Challenge:
Gather from the listing below each line that includes the word "channel", and copy it.

Records shown:
◇ ◇ ◇ ◇

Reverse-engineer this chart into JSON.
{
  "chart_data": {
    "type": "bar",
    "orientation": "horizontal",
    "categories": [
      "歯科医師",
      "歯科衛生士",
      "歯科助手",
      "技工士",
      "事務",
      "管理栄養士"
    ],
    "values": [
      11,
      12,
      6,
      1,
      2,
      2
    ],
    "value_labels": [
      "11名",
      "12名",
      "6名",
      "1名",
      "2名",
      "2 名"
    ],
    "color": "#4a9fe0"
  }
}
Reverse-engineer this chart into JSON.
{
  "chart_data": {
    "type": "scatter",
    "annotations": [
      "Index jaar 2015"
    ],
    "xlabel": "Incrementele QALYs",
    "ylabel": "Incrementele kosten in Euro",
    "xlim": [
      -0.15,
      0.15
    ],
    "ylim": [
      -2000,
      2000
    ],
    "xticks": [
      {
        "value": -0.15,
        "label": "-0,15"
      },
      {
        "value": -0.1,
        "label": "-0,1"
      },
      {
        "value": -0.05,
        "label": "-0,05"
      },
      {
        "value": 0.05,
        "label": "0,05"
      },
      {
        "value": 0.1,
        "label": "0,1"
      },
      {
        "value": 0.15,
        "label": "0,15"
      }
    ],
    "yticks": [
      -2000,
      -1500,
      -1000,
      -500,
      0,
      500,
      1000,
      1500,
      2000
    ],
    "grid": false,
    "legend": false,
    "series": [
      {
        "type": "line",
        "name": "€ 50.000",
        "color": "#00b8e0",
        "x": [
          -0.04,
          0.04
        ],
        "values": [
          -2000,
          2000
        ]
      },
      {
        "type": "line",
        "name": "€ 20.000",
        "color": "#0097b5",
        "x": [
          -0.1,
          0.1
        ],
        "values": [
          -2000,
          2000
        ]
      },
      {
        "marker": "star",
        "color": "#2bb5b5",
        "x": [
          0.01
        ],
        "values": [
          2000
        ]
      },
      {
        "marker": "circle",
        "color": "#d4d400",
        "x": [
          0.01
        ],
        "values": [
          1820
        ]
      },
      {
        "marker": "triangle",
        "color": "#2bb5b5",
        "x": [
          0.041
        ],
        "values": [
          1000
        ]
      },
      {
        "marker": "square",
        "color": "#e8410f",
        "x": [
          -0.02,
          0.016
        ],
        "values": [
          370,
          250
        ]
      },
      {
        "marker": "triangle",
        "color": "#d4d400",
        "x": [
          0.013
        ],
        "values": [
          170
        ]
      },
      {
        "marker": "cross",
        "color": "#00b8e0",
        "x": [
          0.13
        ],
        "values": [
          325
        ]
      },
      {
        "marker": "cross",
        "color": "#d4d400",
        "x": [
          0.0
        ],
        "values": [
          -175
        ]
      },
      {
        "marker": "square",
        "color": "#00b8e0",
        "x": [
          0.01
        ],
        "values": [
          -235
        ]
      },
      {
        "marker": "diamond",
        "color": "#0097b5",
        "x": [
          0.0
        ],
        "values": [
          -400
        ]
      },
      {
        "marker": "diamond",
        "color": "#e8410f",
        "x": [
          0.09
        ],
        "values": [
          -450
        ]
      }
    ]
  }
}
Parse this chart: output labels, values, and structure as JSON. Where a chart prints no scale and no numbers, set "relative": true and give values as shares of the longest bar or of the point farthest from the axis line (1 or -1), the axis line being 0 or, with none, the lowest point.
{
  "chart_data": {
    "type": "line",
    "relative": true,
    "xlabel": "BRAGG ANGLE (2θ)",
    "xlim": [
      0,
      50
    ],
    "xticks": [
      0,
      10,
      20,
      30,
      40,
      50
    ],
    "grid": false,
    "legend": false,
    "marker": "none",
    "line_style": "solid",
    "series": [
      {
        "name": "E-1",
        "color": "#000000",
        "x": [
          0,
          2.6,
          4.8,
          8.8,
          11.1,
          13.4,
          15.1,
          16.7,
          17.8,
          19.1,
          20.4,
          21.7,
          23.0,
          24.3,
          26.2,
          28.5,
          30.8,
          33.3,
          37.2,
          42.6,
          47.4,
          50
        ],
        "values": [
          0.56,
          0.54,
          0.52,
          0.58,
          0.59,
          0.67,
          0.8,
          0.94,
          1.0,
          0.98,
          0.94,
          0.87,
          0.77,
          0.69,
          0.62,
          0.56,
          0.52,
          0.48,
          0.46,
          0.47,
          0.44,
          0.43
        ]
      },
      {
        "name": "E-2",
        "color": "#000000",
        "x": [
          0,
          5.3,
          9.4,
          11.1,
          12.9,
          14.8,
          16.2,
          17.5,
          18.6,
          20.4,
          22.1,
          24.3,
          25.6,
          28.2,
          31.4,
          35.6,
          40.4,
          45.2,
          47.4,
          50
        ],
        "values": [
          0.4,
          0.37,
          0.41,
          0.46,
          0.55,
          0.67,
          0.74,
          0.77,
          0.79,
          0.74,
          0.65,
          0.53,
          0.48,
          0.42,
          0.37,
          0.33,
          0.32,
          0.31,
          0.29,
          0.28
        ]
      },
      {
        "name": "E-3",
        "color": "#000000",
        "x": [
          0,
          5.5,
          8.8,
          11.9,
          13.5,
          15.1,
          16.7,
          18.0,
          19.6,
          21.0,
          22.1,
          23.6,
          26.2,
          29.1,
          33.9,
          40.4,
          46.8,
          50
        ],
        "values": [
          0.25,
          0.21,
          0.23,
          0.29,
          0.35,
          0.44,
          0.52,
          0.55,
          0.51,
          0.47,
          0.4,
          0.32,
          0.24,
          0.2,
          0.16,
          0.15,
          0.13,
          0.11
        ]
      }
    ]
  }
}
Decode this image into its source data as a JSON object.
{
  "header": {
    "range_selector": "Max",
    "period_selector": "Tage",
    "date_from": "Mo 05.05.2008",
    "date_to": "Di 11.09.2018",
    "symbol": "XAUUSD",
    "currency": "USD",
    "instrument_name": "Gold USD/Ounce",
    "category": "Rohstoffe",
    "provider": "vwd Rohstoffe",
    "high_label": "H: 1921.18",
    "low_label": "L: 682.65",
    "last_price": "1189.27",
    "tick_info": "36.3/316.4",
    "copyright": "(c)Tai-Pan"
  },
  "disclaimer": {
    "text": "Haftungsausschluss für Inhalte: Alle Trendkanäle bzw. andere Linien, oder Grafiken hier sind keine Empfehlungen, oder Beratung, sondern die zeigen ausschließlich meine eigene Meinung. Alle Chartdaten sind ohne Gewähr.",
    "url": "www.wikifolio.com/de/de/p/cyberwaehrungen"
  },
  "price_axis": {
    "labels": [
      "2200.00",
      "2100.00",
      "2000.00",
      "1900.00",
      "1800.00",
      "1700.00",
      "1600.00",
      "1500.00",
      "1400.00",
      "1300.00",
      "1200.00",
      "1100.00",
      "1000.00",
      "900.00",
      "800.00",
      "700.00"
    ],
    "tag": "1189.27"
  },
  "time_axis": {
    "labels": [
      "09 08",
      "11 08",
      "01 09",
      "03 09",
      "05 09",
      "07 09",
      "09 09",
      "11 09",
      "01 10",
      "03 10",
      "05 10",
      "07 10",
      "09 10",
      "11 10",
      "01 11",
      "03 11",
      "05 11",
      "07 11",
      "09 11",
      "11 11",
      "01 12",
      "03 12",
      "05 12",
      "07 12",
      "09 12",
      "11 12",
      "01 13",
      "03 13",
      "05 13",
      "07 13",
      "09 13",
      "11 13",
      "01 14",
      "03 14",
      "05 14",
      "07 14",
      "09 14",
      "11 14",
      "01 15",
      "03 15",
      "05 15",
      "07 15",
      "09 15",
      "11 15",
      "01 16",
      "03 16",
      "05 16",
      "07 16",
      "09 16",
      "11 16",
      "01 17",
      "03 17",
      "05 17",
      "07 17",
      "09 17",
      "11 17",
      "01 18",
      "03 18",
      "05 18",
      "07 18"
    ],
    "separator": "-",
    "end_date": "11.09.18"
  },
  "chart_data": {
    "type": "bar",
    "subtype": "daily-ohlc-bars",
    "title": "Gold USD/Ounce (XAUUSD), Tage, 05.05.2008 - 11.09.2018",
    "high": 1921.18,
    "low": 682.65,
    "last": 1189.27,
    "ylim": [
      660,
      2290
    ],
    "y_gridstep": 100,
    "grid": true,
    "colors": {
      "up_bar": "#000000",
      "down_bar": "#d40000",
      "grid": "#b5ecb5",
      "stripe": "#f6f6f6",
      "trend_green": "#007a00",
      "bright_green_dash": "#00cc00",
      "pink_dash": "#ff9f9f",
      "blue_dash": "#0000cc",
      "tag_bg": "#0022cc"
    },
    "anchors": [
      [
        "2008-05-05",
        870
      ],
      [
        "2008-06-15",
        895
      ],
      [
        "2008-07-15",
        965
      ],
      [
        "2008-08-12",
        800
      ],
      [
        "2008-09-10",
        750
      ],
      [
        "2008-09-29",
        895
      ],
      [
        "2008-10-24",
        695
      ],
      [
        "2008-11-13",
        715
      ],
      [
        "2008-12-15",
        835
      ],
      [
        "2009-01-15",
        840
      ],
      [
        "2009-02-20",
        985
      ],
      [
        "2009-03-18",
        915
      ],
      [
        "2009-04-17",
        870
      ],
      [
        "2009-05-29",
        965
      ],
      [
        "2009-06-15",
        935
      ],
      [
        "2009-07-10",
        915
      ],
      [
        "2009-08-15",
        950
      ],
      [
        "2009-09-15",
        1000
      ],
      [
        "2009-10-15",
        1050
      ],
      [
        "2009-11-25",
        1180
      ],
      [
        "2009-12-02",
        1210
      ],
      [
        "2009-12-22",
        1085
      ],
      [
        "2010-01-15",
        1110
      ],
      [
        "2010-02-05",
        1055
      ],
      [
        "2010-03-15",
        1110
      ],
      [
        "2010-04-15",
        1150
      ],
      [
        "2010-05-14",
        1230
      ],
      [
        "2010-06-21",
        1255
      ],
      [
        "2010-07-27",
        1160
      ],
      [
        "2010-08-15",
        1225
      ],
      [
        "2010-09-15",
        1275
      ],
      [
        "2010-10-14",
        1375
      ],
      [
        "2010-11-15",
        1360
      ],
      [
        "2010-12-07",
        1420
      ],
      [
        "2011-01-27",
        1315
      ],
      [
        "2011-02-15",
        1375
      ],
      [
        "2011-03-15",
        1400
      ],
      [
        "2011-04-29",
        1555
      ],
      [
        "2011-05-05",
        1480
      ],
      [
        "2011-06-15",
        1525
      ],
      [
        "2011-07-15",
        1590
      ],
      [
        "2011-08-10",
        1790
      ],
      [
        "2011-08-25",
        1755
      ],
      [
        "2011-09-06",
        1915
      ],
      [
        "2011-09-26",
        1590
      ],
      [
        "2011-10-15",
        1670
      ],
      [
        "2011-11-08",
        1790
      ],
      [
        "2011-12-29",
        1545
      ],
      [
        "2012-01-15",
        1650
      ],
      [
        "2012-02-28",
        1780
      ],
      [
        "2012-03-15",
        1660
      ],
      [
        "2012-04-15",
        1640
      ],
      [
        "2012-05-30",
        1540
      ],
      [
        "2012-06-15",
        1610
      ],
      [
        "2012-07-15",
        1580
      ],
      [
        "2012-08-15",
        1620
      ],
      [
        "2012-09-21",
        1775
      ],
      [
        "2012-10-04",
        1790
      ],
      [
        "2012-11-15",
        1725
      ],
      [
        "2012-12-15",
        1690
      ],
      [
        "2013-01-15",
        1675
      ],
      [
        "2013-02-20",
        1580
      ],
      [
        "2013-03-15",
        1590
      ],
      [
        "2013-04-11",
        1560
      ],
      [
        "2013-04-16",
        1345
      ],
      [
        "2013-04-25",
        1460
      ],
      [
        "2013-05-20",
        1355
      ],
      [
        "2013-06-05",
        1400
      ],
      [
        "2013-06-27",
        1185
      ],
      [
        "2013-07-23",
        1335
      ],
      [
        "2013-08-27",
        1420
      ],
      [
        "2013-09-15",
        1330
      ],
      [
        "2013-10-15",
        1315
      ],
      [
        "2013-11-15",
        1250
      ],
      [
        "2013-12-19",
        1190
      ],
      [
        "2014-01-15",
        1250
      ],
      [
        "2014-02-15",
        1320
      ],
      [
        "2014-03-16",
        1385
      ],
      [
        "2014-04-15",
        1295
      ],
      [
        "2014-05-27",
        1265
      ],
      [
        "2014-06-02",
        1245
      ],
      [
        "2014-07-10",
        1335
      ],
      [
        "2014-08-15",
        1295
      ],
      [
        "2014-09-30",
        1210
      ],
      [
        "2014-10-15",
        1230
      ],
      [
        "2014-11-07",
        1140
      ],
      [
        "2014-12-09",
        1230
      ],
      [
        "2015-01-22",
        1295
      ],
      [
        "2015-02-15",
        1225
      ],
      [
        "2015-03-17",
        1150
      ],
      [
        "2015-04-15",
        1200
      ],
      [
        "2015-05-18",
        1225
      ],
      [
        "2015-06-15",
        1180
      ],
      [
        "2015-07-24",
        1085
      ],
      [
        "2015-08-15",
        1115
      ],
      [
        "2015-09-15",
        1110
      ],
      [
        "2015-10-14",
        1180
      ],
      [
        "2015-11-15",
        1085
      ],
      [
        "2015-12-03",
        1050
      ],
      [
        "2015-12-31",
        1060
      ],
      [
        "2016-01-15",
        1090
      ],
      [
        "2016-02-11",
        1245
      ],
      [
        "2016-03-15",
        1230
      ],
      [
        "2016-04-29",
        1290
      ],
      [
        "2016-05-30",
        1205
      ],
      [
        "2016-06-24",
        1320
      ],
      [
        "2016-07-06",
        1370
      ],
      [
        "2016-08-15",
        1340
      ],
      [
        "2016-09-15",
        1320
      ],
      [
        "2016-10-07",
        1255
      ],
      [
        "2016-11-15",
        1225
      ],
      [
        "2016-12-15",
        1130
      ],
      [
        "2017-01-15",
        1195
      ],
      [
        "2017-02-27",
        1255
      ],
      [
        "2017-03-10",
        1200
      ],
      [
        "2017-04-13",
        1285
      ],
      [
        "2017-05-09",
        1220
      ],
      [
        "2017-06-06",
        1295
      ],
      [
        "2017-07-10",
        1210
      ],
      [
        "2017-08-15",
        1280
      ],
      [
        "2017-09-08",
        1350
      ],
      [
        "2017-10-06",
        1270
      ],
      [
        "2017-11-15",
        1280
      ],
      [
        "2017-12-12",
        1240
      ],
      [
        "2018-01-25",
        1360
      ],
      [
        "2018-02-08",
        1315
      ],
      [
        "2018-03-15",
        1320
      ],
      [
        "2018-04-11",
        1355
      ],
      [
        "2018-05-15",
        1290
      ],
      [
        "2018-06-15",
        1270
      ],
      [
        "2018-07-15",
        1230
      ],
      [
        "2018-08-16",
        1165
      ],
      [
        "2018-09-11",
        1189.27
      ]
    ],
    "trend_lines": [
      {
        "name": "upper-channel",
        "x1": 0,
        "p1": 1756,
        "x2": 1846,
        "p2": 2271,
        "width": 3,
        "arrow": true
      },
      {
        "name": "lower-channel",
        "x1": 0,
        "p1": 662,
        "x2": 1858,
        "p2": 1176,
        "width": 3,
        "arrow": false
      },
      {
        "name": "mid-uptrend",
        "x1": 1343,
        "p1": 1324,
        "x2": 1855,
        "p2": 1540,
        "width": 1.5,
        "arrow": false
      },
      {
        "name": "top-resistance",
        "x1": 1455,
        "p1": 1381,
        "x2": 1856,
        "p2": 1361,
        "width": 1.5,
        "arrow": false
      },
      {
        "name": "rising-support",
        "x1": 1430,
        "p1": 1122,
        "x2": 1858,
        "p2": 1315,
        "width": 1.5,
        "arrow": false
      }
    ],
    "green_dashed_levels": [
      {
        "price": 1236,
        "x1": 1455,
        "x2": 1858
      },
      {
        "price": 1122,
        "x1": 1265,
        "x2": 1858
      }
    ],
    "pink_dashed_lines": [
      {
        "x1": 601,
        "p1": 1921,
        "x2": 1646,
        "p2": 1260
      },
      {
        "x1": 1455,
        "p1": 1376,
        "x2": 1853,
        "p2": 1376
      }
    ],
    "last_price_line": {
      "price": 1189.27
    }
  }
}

◇ ◇ ◇ ◇

Final answer:
        "name": "upper-channel",
        "name": "lower-channel",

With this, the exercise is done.